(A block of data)
-- Start --

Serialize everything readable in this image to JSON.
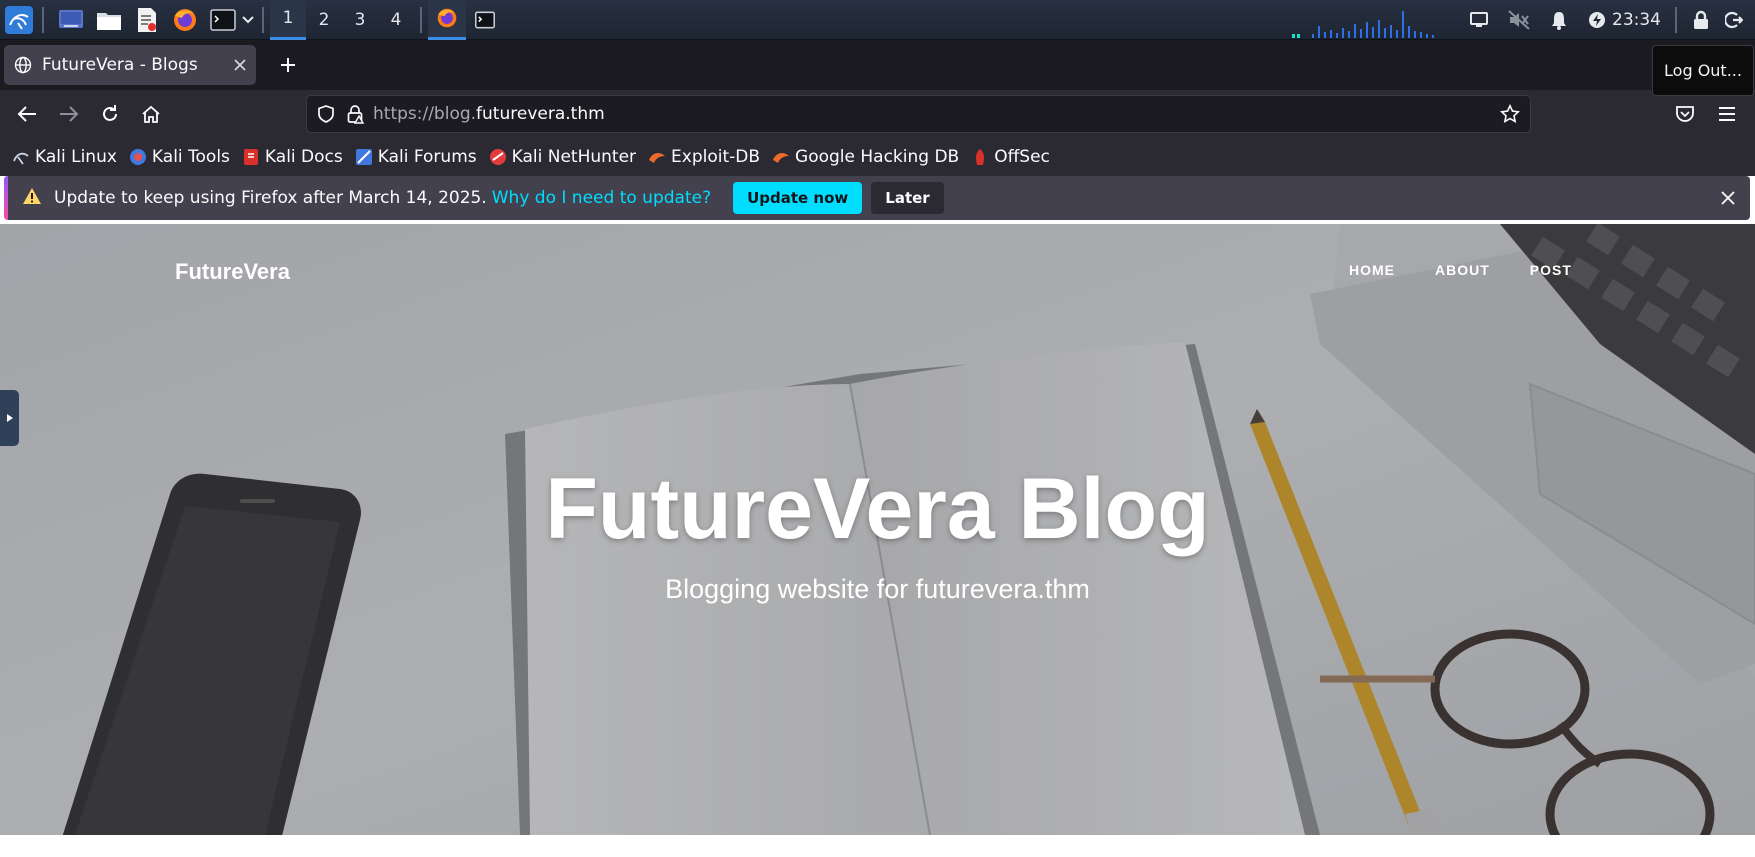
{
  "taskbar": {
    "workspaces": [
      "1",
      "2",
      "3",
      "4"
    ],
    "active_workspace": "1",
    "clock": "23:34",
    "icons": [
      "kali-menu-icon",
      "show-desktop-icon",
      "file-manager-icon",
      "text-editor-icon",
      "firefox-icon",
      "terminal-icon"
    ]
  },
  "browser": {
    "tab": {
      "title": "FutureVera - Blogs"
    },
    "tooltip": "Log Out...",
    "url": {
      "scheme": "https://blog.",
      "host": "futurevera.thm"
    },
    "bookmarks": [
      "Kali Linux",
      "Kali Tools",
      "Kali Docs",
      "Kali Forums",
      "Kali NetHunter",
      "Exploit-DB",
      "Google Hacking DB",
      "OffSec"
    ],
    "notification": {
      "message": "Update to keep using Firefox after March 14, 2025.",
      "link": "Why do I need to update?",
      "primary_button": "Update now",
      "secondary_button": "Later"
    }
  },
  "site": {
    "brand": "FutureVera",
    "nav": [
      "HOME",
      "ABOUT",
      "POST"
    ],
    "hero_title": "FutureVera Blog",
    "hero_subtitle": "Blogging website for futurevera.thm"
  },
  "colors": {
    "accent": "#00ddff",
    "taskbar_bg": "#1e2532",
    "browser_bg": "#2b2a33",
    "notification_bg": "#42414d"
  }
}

-- End --

Aim: All of the records need repeating exactly, except for the pictures.

The reply:
Serialize everything readable in this image to JSON.
{
  "taskbar": {
    "workspaces": [
      "1",
      "2",
      "3",
      "4"
    ],
    "active_workspace": "1",
    "clock": "23:34",
    "icons": [
      "kali-menu-icon",
      "show-desktop-icon",
      "file-manager-icon",
      "text-editor-icon",
      "firefox-icon",
      "terminal-icon"
    ]
  },
  "browser": {
    "tab": {
      "title": "FutureVera - Blogs"
    },
    "tooltip": "Log Out...",
    "url": {
      "scheme": "https://blog.",
      "host": "futurevera.thm"
    },
    "bookmarks": [
      "Kali Linux",
      "Kali Tools",
      "Kali Docs",
      "Kali Forums",
      "Kali NetHunter",
      "Exploit-DB",
      "Google Hacking DB",
      "OffSec"
    ],
    "notification": {
      "message": "Update to keep using Firefox after March 14, 2025.",
      "link": "Why do I need to update?",
      "primary_button": "Update now",
      "secondary_button": "Later"
    }
  },
  "site": {
    "brand": "FutureVera",
    "nav": [
      "HOME",
      "ABOUT",
      "POST"
    ],
    "hero_title": "FutureVera Blog",
    "hero_subtitle": "Blogging website for futurevera.thm"
  },
  "colors": {
    "accent": "#00ddff",
    "taskbar_bg": "#1e2532",
    "browser_bg": "#2b2a33",
    "notification_bg": "#42414d"
  }
}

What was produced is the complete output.